Problem description
Search the material below for the string "this" and extract each line that has it.

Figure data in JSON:
** BEGIN **
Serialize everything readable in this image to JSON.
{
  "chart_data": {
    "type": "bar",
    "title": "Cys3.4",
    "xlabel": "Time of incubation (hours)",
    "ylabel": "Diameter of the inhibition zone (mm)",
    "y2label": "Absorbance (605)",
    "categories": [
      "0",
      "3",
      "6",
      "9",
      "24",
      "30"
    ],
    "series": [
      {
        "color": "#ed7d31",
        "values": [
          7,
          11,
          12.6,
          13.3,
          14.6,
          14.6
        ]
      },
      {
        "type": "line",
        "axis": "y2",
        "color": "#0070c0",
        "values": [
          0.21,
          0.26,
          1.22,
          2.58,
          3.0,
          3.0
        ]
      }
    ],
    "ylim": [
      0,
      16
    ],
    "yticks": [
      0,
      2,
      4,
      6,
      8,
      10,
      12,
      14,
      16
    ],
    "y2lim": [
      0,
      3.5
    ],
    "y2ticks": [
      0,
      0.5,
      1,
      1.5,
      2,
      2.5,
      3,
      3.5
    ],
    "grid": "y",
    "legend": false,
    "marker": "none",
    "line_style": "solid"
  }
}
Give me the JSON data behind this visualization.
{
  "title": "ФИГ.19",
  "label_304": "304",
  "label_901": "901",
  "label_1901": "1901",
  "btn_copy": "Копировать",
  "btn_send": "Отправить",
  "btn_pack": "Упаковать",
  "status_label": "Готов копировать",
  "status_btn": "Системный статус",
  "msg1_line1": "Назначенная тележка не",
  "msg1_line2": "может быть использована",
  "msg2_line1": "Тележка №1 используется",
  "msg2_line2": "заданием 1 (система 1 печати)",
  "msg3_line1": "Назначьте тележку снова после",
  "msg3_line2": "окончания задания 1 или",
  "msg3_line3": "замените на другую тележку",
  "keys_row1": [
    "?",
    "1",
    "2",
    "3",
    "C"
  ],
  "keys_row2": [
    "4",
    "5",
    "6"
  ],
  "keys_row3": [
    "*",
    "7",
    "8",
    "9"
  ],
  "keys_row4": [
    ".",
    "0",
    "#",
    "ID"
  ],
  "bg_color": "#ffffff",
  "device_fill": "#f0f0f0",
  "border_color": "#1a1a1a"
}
** END **
Exercise solution
Serialize everything readable in this image to JSON.
Give me the JSON data behind this visualization.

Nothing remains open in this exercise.